■ PROVA TU:
Prosegui l'articolo sul prestito a don Paolo Bianciotto, riprendendo subito dopo la sua ultima frase.
[BRANO DELL'ESERCIZIO]
come parroco. Ma questa è un'altra storia, che richiederebbe
giornate intere per essere raccontata. Lui si soffermerebbe volentieri
su quei ricordi, ma lo riportiamo (un po' a malincuore)
al motivo del nostro incontro, sotto la pergola della sua
cascina di Buriasco, dopo la messa alla Cappella di Rivasecca: il prestito a
don Bianciotto.
IL PRESTITO
"INTERCETTATO"
Quel prestito
nel 2020 finì nelle intercettazioni della Guardia di Finanza di Pinerolo e poi
nelle carte dell'inchiesta della Procura di Torino (pm Francesco Pelosi) che
oggi ha portato in Tribunale lo storico parroco della Madonna di Fatima, don
Paolo Bianciotto.
Un "Giano
bifronte": con una mano dà, con l'altra prende. Molto criticato, ma anche
molto amato.
Ancora oggi, a
oltre due anni e mezzo dalla deflagrazione dell'indagine sui media di mezza
Italia, gode di apprezzamento, fiducia e sostegno (anche economico) di molti.
Altri invece,
seppur protetti dall'anonimato, lo definiscono “un malato, uno che ha solo i
soldi in testa” e che, nonostante il processo in corso, continua a chiedere (e
puro ottenere) prestiti. Forse, si mormora, per alimentare la passione per il
gioco. Ma sono solo voci.
Quel che è
certo è che don Paolo era solito distribuire “gratta e vinci” durante le gite
parrocchiali. Un'abitudine innocente, forse, ma non proprio consona per un
sacerdote. Più concreti sono i "regali" alla fidanzata perpetua
Marinella, chiamata a testimoniare il 30 settembre 2024.
[/BRANO DELL'ESERCIZIO]
[MATERIALE DI STUDIO]
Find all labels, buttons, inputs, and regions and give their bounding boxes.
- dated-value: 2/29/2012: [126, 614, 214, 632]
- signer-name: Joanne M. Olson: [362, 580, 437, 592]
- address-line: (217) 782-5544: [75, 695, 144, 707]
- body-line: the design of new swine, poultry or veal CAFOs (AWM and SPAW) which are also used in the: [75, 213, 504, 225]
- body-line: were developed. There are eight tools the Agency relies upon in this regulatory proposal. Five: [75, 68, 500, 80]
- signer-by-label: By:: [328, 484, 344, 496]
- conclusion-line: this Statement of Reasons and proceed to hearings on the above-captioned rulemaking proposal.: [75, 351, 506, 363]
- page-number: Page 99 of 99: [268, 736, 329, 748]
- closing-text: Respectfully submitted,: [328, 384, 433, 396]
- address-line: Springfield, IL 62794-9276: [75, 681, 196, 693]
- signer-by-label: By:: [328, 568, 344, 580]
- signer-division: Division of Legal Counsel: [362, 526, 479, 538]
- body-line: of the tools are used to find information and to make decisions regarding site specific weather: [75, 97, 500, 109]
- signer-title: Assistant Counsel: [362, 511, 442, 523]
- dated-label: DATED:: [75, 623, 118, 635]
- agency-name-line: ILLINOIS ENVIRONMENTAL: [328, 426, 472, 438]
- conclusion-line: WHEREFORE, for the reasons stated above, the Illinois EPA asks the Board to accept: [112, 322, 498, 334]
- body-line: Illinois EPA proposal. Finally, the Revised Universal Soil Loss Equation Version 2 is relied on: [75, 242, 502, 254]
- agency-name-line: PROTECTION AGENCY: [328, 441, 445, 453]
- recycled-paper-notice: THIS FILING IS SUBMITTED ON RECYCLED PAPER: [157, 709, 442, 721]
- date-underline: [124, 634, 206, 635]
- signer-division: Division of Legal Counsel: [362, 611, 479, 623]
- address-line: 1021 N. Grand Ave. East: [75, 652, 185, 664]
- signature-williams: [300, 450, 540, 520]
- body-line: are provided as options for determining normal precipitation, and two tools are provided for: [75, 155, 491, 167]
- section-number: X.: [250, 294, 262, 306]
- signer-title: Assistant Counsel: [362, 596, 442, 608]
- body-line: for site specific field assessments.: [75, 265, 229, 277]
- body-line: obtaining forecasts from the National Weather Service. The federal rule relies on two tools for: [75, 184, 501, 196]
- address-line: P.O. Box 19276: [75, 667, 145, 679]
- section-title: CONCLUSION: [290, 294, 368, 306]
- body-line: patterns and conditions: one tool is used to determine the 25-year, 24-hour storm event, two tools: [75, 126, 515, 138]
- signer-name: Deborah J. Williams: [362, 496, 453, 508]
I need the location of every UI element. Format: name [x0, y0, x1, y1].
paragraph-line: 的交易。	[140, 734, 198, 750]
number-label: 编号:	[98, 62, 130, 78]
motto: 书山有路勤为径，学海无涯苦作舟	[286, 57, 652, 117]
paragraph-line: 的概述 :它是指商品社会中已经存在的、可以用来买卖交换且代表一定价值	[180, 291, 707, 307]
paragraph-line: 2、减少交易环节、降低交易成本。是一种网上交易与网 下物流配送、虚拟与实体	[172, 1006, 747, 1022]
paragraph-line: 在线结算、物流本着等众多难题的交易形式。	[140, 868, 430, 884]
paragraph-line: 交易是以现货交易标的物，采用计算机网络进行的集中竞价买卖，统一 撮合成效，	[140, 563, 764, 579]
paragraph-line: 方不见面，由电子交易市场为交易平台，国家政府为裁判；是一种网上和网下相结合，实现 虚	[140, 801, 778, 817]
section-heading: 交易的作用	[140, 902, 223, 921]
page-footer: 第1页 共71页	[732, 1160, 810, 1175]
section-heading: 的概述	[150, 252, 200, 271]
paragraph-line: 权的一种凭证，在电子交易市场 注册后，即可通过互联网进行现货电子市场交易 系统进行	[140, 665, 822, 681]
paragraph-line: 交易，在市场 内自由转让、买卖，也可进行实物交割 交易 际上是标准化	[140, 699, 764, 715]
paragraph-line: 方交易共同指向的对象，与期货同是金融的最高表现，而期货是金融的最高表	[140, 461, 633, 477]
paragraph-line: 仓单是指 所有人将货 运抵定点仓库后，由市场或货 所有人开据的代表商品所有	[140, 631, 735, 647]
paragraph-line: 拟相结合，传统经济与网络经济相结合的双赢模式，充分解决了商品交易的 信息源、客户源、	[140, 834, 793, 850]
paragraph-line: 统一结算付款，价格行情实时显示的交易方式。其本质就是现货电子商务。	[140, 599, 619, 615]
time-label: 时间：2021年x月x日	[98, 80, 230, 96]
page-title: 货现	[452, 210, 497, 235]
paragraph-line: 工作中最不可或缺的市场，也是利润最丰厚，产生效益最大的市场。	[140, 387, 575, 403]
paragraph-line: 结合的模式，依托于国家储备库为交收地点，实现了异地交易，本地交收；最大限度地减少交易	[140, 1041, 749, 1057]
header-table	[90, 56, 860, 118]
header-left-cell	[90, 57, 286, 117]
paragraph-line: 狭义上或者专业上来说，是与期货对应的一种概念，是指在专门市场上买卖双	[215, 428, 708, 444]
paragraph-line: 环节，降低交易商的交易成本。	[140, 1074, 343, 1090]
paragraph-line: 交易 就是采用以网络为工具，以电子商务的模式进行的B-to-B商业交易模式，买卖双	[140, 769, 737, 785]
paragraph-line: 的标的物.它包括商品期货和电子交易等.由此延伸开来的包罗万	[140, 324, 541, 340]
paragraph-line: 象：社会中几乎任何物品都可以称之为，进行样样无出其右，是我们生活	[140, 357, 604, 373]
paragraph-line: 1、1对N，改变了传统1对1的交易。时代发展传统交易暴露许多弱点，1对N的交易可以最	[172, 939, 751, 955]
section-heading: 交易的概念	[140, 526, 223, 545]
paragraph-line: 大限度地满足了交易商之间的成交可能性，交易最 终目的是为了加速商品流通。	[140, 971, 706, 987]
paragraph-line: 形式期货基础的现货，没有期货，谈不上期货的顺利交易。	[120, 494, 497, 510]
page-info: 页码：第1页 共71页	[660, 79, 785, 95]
[/MATERIALE DI STUDIO]
■ SOLUZIONE:
Non ha saputo
dire (sic!) chi coprisse le rate del mutuo del suo alloggio, né da dove
arrivassero i 700 - 800mila euro usati per iniziare attività per sé e la sua
famiglia, o per acquistare una bella auto al figlio disoccupato.
DON CESARE: “NON
SONO STATO TURLUPINATO”
In questa
vicenda opaca e ancora tutta da chiarire, una cosa è certa: don Canavosio non
si sente vittima. “Non ho rimpianti. Lui ha fatto del bene, anch'io. Non sono
stato turlupinato. Grazie a lui un giovane della missione ha studiato
Medicina”. Così, quando don Paolo gli chiese 10 mila euro, non esitò: “Avevo
un debito morale”, ripete. “Mi disse che doveva aiutare un giovane
tossicodipendente a evitare il carcere”. Una buona causa, dunque. E lei gli
credette? “Perché non avrei dovuto”.
Lo ha detto in
aula, mercoledì 18, rispondendo al giudice Riccardo Ricciardi della Quarta
sezione penale. Lo ha ripetuto a noi sabato scorso.
Poco importa
se, sentito dalla Finanza durante l'indagine, aveva detto che quei soldi “li
considerava persi”. In parte fu così.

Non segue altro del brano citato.